■ **WORK TO COMPLETE**
Would you return all of this data exactly, leaving nothing out?

----- DATA -----

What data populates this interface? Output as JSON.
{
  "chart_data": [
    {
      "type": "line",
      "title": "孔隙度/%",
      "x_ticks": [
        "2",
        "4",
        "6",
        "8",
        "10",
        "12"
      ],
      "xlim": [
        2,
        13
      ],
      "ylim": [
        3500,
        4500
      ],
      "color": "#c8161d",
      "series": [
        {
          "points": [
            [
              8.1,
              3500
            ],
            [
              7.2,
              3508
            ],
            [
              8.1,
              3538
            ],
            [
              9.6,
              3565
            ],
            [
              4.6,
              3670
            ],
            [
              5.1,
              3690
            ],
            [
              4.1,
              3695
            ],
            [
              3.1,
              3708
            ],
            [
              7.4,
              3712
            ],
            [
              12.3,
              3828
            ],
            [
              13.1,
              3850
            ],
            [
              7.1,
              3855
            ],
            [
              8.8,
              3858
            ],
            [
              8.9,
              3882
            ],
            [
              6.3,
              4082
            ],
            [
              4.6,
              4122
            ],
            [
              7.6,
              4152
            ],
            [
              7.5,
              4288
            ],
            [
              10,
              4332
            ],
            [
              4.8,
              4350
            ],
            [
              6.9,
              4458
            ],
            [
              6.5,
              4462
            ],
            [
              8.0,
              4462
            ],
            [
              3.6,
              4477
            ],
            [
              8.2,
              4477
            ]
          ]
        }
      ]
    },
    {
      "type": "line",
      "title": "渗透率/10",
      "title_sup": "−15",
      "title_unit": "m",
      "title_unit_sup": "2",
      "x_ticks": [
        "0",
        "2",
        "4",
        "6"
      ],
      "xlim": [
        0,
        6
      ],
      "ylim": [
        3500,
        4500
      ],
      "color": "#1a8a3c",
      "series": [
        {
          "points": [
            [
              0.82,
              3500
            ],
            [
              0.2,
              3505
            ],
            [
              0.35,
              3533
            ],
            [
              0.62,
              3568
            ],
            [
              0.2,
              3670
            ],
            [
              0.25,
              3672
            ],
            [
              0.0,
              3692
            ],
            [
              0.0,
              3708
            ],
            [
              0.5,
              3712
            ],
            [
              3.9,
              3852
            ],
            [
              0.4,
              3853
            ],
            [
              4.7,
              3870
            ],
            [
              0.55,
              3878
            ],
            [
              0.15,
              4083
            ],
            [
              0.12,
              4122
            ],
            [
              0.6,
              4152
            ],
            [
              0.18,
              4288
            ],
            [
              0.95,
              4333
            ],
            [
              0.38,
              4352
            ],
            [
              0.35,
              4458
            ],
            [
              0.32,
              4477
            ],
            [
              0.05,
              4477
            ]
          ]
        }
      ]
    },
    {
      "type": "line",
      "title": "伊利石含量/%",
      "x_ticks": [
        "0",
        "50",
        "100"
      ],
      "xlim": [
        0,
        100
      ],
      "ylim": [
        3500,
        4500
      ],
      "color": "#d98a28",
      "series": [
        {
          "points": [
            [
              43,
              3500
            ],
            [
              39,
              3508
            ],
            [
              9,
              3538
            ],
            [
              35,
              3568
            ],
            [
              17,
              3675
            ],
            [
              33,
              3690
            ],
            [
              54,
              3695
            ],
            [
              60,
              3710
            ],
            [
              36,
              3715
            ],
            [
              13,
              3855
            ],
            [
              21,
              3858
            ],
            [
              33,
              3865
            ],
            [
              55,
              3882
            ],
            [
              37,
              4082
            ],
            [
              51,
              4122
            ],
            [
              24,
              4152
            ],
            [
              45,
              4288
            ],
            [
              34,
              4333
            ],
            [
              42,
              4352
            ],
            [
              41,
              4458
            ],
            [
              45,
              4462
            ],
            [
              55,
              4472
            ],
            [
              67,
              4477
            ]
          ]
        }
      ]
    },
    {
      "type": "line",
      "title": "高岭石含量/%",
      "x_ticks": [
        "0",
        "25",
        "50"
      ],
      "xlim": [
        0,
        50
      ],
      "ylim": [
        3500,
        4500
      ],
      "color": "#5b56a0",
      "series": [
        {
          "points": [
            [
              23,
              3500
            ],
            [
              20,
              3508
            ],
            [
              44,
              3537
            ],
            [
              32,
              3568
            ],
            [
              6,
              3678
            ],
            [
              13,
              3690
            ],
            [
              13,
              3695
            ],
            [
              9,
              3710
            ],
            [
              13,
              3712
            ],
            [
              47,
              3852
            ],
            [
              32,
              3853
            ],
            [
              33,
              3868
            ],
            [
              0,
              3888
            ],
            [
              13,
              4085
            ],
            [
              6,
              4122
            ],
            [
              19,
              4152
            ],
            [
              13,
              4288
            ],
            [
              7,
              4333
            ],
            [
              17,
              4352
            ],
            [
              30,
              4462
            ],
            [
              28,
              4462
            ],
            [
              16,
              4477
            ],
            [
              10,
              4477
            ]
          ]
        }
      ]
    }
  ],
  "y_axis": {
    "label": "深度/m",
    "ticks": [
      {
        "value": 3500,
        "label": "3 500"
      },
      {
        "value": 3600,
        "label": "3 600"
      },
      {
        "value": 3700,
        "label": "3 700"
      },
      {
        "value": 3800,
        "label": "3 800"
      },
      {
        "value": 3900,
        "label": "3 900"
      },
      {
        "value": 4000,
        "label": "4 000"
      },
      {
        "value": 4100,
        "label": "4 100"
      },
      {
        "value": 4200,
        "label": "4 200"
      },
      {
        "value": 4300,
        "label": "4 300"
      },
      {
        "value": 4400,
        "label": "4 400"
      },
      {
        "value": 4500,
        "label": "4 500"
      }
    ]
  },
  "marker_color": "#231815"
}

-----

■ **FINISHED TASK**
What data populates this interface? Output as JSON.
{
  "chart_data": [
    {
      "type": "line",
      "title": "孔隙度/%",
      "x_ticks": [
        "2",
        "4",
        "6",
        "8",
        "10",
        "12"
      ],
      "xlim": [
        2,
        13
      ],
      "ylim": [
        3500,
        4500
      ],
      "color": "#c8161d",
      "series": [
        {
          "points": [
            [
              8.1,
              3500
            ],
            [
              7.2,
              3508
            ],
            [
              8.1,
              3538
            ],
            [
              9.6,
              3565
            ],
            [
              4.6,
              3670
            ],
            [
              5.1,
              3690
            ],
            [
              4.1,
              3695
            ],
            [
              3.1,
              3708
            ],
            [
              7.4,
              3712
            ],
            [
              12.3,
              3828
            ],
            [
              13.1,
              3850
            ],
            [
              7.1,
              3855
            ],
            [
              8.8,
              3858
            ],
            [
              8.9,
              3882
            ],
            [
              6.3,
              4082
            ],
            [
              4.6,
              4122
            ],
            [
              7.6,
              4152
            ],
            [
              7.5,
              4288
            ],
            [
              10,
              4332
            ],
            [
              4.8,
              4350
            ],
            [
              6.9,
              4458
            ],
            [
              6.5,
              4462
            ],
            [
              8.0,
              4462
            ],
            [
              3.6,
              4477
            ],
            [
              8.2,
              4477
            ]
          ]
        }
      ]
    },
    {
      "type": "line",
      "title": "渗透率/10",
      "title_sup": "−15",
      "title_unit": "m",
      "title_unit_sup": "2",
      "x_ticks": [
        "0",
        "2",
        "4",
        "6"
      ],
      "xlim": [
        0,
        6
      ],
      "ylim": [
        3500,
        4500
      ],
      "color": "#1a8a3c",
      "series": [
        {
          "points": [
            [
              0.82,
              3500
            ],
            [
              0.2,
              3505
            ],
            [
              0.35,
              3533
            ],
            [
              0.62,
              3568
            ],
            [
              0.2,
              3670
            ],
            [
              0.25,
              3672
            ],
            [
              0.0,
              3692
            ],
            [
              0.0,
              3708
            ],
            [
              0.5,
              3712
            ],
            [
              3.9,
              3852
            ],
            [
              0.4,
              3853
            ],
            [
              4.7,
              3870
            ],
            [
              0.55,
              3878
            ],
            [
              0.15,
              4083
            ],
            [
              0.12,
              4122
            ],
            [
              0.6,
              4152
            ],
            [
              0.18,
              4288
            ],
            [
              0.95,
              4333
            ],
            [
              0.38,
              4352
            ],
            [
              0.35,
              4458
            ],
            [
              0.32,
              4477
            ],
            [
              0.05,
              4477
            ]
          ]
        }
      ]
    },
    {
      "type": "line",
      "title": "伊利石含量/%",
      "x_ticks": [
        "0",
        "50",
        "100"
      ],
      "xlim": [
        0,
        100
      ],
      "ylim": [
        3500,
        4500
      ],
      "color": "#d98a28",
      "series": [
        {
          "points": [
            [
              43,
              3500
            ],
            [
              39,
              3508
            ],
            [
              9,
              3538
            ],
            [
              35,
              3568
            ],
            [
              17,
              3675
            ],
            [
              33,
              3690
            ],
            [
              54,
              3695
            ],
            [
              60,
              3710
            ],
            [
              36,
              3715
            ],
            [
              13,
              3855
            ],
            [
              21,
              3858
            ],
            [
              33,
              3865
            ],
            [
              55,
              3882
            ],
            [
              37,
              4082
            ],
            [
              51,
              4122
            ],
            [
              24,
              4152
            ],
            [
              45,
              4288
            ],
            [
              34,
              4333
            ],
            [
              42,
              4352
            ],
            [
              41,
              4458
            ],
            [
              45,
              4462
            ],
            [
              55,
              4472
            ],
            [
              67,
              4477
            ]
          ]
        }
      ]
    },
    {
      "type": "line",
      "title": "高岭石含量/%",
      "x_ticks": [
        "0",
        "25",
        "50"
      ],
      "xlim": [
        0,
        50
      ],
      "ylim": [
        3500,
        4500
      ],
      "color": "#5b56a0",
      "series": [
        {
          "points": [
            [
              23,
              3500
            ],
            [
              20,
              3508
            ],
            [
              44,
              3537
            ],
            [
              32,
              3568
            ],
            [
              6,
              3678
            ],
            [
              13,
              3690
            ],
            [
              13,
              3695
            ],
            [
              9,
              3710
            ],
            [
              13,
              3712
            ],
            [
              47,
              3852
            ],
            [
              32,
              3853
            ],
            [
              33,
              3868
            ],
            [
              0,
              3888
            ],
            [
              13,
              4085
            ],
            [
              6,
              4122
            ],
            [
              19,
              4152
            ],
            [
              13,
              4288
            ],
            [
              7,
              4333
            ],
            [
              17,
              4352
            ],
            [
              30,
              4462
            ],
            [
              28,
              4462
            ],
            [
              16,
              4477
            ],
            [
              10,
              4477
            ]
          ]
        }
      ]
    }
  ],
  "y_axis": {
    "label": "深度/m",
    "ticks": [
      {
        "value": 3500,
        "label": "3 500"
      },
      {
        "value": 3600,
        "label": "3 600"
      },
      {
        "value": 3700,
        "label": "3 700"
      },
      {
        "value": 3800,
        "label": "3 800"
      },
      {
        "value": 3900,
        "label": "3 900"
      },
      {
        "value": 4000,
        "label": "4 000"
      },
      {
        "value": 4100,
        "label": "4 100"
      },
      {
        "value": 4200,
        "label": "4 200"
      },
      {
        "value": 4300,
        "label": "4 300"
      },
      {
        "value": 4400,
        "label": "4 400"
      },
      {
        "value": 4500,
        "label": "4 500"
      }
    ]
  },
  "marker_color": "#231815"
}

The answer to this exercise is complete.